== Given request ==
Write the entries out again exactly as they stand, but without the pictures.

[Dataset entries]
______________________________
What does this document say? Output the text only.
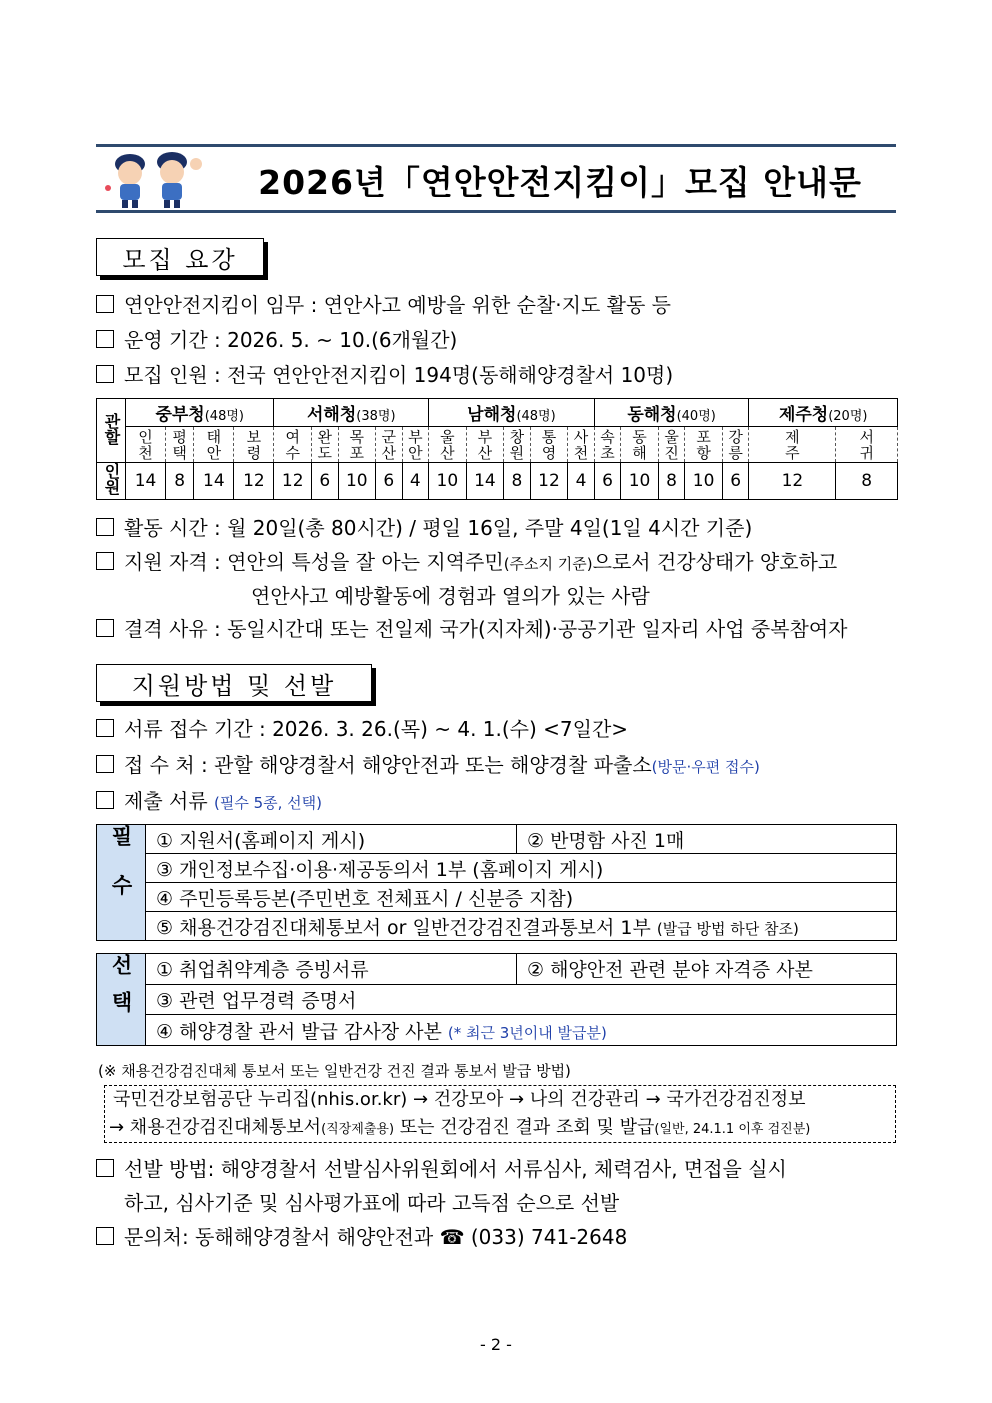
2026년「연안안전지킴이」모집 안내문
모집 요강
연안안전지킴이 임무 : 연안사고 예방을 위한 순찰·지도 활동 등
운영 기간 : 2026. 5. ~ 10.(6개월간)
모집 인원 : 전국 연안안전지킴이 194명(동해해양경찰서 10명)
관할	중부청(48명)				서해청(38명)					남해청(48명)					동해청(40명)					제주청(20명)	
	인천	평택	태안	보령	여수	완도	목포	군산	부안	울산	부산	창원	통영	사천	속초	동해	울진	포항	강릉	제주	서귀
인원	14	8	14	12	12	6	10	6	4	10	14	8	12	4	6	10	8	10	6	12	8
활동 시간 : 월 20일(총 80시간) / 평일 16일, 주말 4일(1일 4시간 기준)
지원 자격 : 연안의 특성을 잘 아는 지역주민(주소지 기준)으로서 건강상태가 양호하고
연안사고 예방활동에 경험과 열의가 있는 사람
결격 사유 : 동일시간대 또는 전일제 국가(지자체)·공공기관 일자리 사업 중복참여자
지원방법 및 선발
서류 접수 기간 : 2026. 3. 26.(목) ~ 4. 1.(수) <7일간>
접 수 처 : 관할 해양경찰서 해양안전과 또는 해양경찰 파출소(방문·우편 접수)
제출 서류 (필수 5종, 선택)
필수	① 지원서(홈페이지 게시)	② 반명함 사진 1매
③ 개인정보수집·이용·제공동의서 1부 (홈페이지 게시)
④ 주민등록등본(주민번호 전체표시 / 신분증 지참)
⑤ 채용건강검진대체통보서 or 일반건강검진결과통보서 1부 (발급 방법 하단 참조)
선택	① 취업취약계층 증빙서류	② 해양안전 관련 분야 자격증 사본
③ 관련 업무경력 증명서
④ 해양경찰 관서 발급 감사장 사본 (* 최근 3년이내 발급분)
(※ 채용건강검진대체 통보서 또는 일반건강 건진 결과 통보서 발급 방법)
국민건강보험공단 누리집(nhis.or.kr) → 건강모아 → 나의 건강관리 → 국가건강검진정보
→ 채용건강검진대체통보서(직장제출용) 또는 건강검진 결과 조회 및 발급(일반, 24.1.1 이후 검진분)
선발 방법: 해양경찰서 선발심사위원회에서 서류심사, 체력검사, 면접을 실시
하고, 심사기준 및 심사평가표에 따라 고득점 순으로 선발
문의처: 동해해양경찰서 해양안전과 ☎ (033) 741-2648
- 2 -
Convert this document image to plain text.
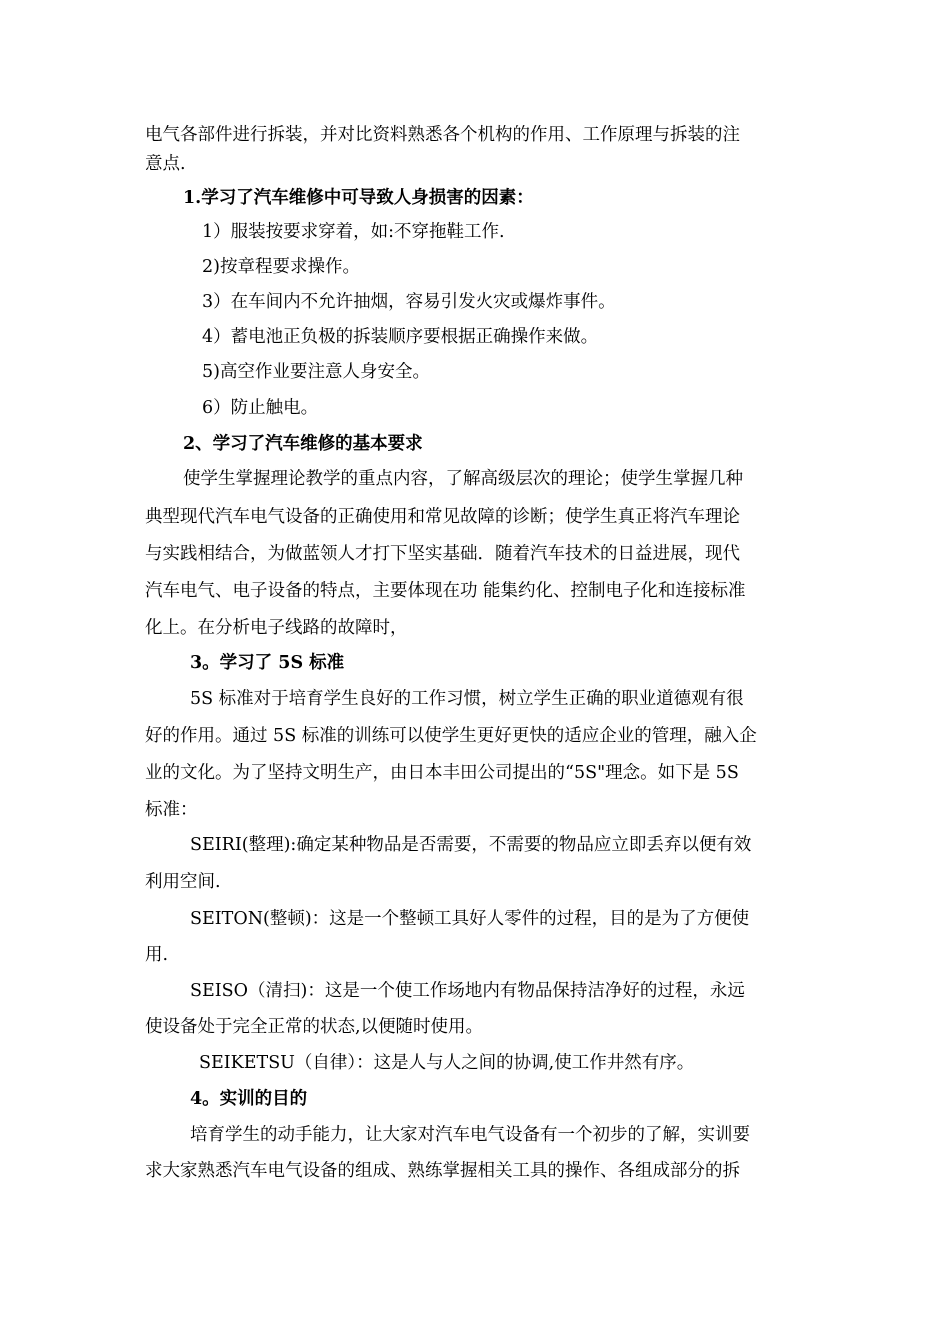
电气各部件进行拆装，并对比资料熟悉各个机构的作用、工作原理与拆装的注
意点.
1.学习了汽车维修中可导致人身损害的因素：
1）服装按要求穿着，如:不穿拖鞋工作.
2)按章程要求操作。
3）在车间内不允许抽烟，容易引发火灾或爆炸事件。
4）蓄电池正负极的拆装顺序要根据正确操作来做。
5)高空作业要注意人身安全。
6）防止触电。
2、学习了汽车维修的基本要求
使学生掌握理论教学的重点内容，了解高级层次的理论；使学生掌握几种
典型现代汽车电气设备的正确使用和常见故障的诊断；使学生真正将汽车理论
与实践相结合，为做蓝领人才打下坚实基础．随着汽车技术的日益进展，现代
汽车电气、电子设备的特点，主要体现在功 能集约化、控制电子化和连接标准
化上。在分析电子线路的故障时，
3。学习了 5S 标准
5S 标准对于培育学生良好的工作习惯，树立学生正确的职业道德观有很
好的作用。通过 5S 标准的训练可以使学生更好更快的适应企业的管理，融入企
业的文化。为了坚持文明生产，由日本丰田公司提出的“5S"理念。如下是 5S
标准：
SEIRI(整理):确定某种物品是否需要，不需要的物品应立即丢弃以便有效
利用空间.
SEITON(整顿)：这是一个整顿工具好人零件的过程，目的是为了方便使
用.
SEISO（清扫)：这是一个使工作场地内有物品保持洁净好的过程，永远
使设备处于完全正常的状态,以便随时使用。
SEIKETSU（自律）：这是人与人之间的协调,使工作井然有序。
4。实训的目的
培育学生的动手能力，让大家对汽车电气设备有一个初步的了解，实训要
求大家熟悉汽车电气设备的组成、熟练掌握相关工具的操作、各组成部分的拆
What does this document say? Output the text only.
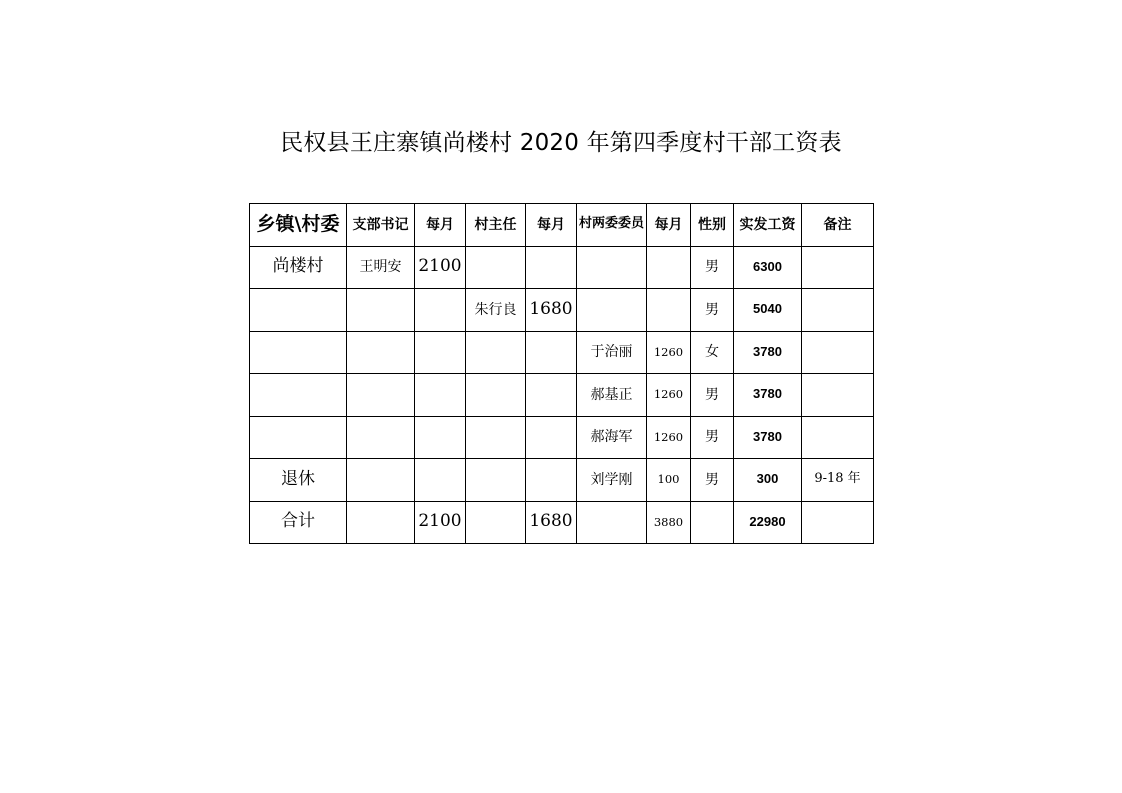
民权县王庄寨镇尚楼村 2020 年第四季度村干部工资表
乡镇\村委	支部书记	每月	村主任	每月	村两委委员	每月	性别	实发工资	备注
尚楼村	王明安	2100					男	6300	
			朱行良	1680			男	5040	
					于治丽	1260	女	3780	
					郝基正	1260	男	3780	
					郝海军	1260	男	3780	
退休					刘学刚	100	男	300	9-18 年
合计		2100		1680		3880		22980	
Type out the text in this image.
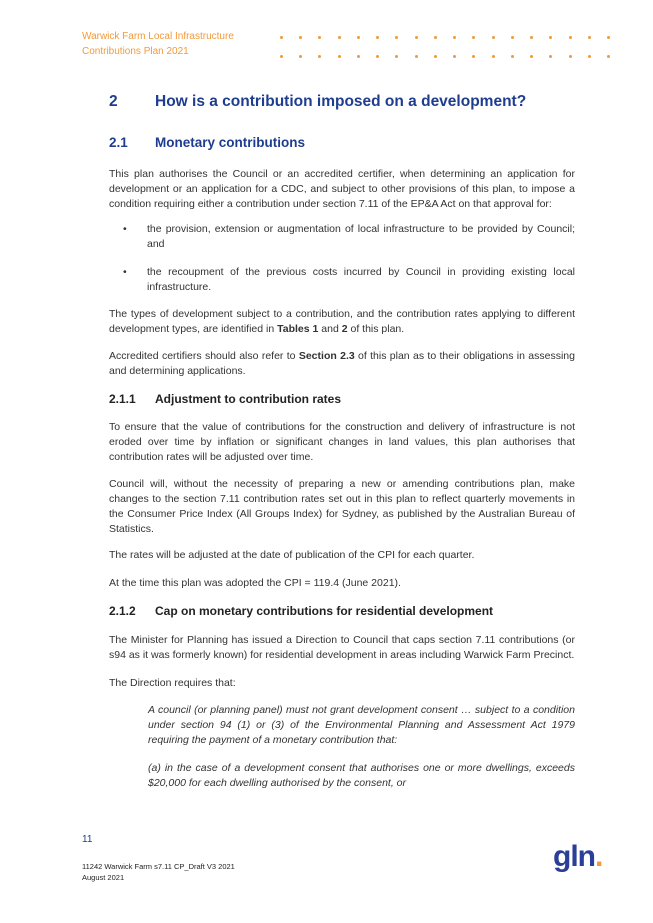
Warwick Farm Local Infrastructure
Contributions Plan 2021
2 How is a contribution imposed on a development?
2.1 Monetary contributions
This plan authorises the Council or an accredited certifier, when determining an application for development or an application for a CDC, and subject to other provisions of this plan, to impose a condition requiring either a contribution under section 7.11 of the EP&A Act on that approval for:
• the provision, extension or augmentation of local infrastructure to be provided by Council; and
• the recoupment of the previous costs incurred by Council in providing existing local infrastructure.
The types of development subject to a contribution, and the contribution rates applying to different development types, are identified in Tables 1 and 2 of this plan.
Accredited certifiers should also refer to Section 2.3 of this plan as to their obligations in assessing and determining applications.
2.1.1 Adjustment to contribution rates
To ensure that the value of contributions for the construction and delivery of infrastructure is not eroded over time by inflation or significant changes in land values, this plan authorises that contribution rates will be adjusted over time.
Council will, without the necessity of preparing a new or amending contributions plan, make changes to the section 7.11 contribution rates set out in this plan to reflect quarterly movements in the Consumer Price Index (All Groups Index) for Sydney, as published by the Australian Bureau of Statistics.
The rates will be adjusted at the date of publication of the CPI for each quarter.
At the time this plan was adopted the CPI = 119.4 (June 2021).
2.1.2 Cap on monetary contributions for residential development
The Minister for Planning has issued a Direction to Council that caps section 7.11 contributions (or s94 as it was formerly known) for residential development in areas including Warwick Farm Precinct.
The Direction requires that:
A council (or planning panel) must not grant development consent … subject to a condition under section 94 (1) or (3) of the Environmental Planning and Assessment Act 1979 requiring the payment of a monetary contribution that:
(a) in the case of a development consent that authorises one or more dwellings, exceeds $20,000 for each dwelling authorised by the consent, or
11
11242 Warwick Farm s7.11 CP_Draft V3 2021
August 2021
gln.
______________________________
== Result for this task ==
What does this document say? Output the text only.
2026년「연안안전지킴이」모집 안내문
모집 요강
연안안전지킴이 임무 : 연안사고 예방을 위한 순찰·지도 활동 등
운영 기간 : 2026. 5. ~ 10.(6개월간)
모집 인원 : 전국 연안안전지킴이 194명(동해해양경찰서 10명)
관할	중부청(48명)				서해청(38명)					남해청(48명)					동해청(40명)					제주청(20명)	
	인천	평택	태안	보령	여수	완도	목포	군산	부안	울산	부산	창원	통영	사천	속초	동해	울진	포항	강릉	제주	서귀
인원	14	8	14	12	12	6	10	6	4	10	14	8	12	4	6	10	8	10	6	12	8
활동 시간 : 월 20일(총 80시간) / 평일 16일, 주말 4일(1일 4시간 기준)
지원 자격 : 연안의 특성을 잘 아는 지역주민(주소지 기준)으로서 건강상태가 양호하고
연안사고 예방활동에 경험과 열의가 있는 사람
결격 사유 : 동일시간대 또는 전일제 국가(지자체)·공공기관 일자리 사업 중복참여자
지원방법 및 선발
서류 접수 기간 : 2026. 3. 26.(목) ~ 4. 1.(수) <7일간>
접 수 처 : 관할 해양경찰서 해양안전과 또는 해양경찰 파출소(방문·우편 접수)
제출 서류 (필수 5종, 선택)
필수	① 지원서(홈페이지 게시)	② 반명함 사진 1매
③ 개인정보수집·이용·제공동의서 1부 (홈페이지 게시)
④ 주민등록등본(주민번호 전체표시 / 신분증 지참)
⑤ 채용건강검진대체통보서 or 일반건강검진결과통보서 1부 (발급 방법 하단 참조)
선택	① 취업취약계층 증빙서류	② 해양안전 관련 분야 자격증 사본
③ 관련 업무경력 증명서
④ 해양경찰 관서 발급 감사장 사본 (* 최근 3년이내 발급분)
(※ 채용건강검진대체 통보서 또는 일반건강 건진 결과 통보서 발급 방법)
국민건강보험공단 누리집(nhis.or.kr) → 건강모아 → 나의 건강관리 → 국가건강검진정보
→ 채용건강검진대체통보서(직장제출용) 또는 건강검진 결과 조회 및 발급(일반, 24.1.1 이후 검진분)
선발 방법: 해양경찰서 선발심사위원회에서 서류심사, 체력검사, 면접을 실시
하고, 심사기준 및 심사평가표에 따라 고득점 순으로 선발
문의처: 동해해양경찰서 해양안전과 ☎ (033) 741-2648
- 2 -
Convert this document image to plain text.
电气各部件进行拆装，并对比资料熟悉各个机构的作用、工作原理与拆装的注
意点.
1.学习了汽车维修中可导致人身损害的因素：
1）服装按要求穿着，如:不穿拖鞋工作.
2)按章程要求操作。
3）在车间内不允许抽烟，容易引发火灾或爆炸事件。
4）蓄电池正负极的拆装顺序要根据正确操作来做。
5)高空作业要注意人身安全。
6）防止触电。
2、学习了汽车维修的基本要求
使学生掌握理论教学的重点内容，了解高级层次的理论；使学生掌握几种
典型现代汽车电气设备的正确使用和常见故障的诊断；使学生真正将汽车理论
与实践相结合，为做蓝领人才打下坚实基础．随着汽车技术的日益进展，现代
汽车电气、电子设备的特点，主要体现在功 能集约化、控制电子化和连接标准
化上。在分析电子线路的故障时，
3。学习了 5S 标准
5S 标准对于培育学生良好的工作习惯，树立学生正确的职业道德观有很
好的作用。通过 5S 标准的训练可以使学生更好更快的适应企业的管理，融入企
业的文化。为了坚持文明生产，由日本丰田公司提出的“5S"理念。如下是 5S
标准：
SEIRI(整理):确定某种物品是否需要，不需要的物品应立即丢弃以便有效
利用空间.
SEITON(整顿)：这是一个整顿工具好人零件的过程，目的是为了方便使
用.
SEISO（清扫)：这是一个使工作场地内有物品保持洁净好的过程，永远
使设备处于完全正常的状态,以便随时使用。
SEIKETSU（自律）：这是人与人之间的协调,使工作井然有序。
4。实训的目的
培育学生的动手能力，让大家对汽车电气设备有一个初步的了解，实训要
求大家熟悉汽车电气设备的组成、熟练掌握相关工具的操作、各组成部分的拆
What does this document say? Output the text only.
民权县王庄寨镇尚楼村 2020 年第四季度村干部工资表
乡镇\村委	支部书记	每月	村主任	每月	村两委委员	每月	性别	实发工资	备注
尚楼村	王明安	2100					男	6300	
			朱行良	1680			男	5040	
					于治丽	1260	女	3780	
					郝基正	1260	男	3780	
					郝海军	1260	男	3780	
退休					刘学刚	100	男	300	9-18 年
合计		2100		1680		3880		22980	
Type out the text in this image.
Warwick Farm Local Infrastructure
Contributions Plan 2021
2 How is a contribution imposed on a development?
2.1 Monetary contributions
This plan authorises the Council or an accredited certifier, when determining an application for development or an application for a CDC, and subject to other provisions of this plan, to impose a condition requiring either a contribution under section 7.11 of the EP&A Act on that approval for:
• the provision, extension or augmentation of local infrastructure to be provided by Council; and
• the recoupment of the previous costs incurred by Council in providing existing local infrastructure.
The types of development subject to a contribution, and the contribution rates applying to different development types, are identified in Tables 1 and 2 of this plan.
Accredited certifiers should also refer to Section 2.3 of this plan as to their obligations in assessing and determining applications.
2.1.1 Adjustment to contribution rates
To ensure that the value of contributions for the construction and delivery of infrastructure is not eroded over time by inflation or significant changes in land values, this plan authorises that contribution rates will be adjusted over time.
Council will, without the necessity of preparing a new or amending contributions plan, make changes to the section 7.11 contribution rates set out in this plan to reflect quarterly movements in the Consumer Price Index (All Groups Index) for Sydney, as published by the Australian Bureau of Statistics.
The rates will be adjusted at the date of publication of the CPI for each quarter.
At the time this plan was adopted the CPI = 119.4 (June 2021).
2.1.2 Cap on monetary contributions for residential development
The Minister for Planning has issued a Direction to Council that caps section 7.11 contributions (or s94 as it was formerly known) for residential development in areas including Warwick Farm Precinct.
The Direction requires that:
A council (or planning panel) must not grant development consent … subject to a condition under section 94 (1) or (3) of the Environmental Planning and Assessment Act 1979 requiring the payment of a monetary contribution that:
(a) in the case of a development consent that authorises one or more dwellings, exceeds $20,000 for each dwelling authorised by the consent, or
11
11242 Warwick Farm s7.11 CP_Draft V3 2021
August 2021
gln.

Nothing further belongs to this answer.